WHAT YOU ARE ASKED TO DO =>
Pick every line out of the entries below that holds the string "panel", and report them.

(Records drawn from a dataset)
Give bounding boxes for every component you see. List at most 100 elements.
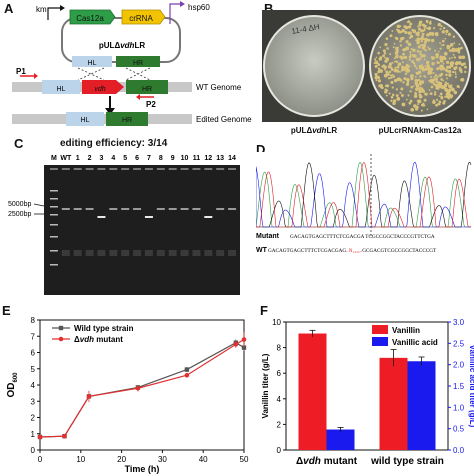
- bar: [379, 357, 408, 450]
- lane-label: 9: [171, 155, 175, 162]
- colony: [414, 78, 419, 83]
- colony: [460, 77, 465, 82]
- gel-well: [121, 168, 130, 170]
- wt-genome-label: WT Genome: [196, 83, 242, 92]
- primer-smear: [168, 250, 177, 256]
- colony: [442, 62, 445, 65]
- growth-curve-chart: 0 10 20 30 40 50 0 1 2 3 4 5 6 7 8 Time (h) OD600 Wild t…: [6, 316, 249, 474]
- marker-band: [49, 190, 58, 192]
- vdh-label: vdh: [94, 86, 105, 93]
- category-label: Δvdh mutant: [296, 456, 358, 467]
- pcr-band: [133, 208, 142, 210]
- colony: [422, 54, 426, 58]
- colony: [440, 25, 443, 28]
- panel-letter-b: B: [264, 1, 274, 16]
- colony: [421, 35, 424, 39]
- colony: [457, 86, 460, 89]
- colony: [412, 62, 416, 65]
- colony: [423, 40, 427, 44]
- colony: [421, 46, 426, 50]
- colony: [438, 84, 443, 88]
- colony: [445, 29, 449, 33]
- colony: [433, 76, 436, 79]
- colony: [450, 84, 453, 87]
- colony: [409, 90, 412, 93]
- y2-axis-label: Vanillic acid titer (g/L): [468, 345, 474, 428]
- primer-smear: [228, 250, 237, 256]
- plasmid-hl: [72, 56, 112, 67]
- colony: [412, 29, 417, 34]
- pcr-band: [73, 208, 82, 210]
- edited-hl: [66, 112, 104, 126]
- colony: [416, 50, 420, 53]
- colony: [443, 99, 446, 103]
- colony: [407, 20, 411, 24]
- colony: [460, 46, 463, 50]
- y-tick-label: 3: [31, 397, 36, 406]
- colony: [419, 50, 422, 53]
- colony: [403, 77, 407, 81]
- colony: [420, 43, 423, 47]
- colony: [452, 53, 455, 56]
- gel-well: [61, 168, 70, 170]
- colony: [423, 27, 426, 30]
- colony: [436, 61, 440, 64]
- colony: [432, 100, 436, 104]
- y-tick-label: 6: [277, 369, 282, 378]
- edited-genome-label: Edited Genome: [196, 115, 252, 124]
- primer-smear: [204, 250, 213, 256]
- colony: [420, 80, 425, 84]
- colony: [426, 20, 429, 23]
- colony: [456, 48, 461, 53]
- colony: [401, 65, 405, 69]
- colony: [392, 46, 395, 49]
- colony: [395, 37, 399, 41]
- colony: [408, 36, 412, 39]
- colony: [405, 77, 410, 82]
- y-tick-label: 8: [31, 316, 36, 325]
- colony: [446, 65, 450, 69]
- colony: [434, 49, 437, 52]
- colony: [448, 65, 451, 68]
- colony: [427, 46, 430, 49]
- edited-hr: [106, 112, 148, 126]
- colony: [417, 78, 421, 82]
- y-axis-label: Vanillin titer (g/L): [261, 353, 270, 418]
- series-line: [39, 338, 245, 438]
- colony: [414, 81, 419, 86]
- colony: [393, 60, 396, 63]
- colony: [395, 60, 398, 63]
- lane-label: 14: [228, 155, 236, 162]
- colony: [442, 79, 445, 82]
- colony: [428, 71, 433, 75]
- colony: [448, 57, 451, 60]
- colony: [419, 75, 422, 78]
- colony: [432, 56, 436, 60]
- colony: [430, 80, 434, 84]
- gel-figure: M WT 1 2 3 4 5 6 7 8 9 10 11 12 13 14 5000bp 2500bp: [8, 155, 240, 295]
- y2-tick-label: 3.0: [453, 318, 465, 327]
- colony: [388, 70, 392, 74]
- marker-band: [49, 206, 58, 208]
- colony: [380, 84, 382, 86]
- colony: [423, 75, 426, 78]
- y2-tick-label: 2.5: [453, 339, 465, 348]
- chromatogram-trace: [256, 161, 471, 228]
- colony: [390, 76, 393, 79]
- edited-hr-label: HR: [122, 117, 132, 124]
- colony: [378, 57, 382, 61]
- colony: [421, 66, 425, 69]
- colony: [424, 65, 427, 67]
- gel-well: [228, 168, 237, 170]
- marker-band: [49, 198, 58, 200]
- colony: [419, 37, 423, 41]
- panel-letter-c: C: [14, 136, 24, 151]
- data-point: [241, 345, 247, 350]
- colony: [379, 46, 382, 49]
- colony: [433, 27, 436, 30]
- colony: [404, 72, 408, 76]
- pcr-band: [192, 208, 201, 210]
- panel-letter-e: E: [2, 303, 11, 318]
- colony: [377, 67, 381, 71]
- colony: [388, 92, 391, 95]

EXERCISE RESPONSE =>
- panel-letter-b: B: [264, 1, 274, 16]
- panel-letter-c: C: [14, 136, 24, 151]
- panel-letter-e: E: [2, 303, 11, 318]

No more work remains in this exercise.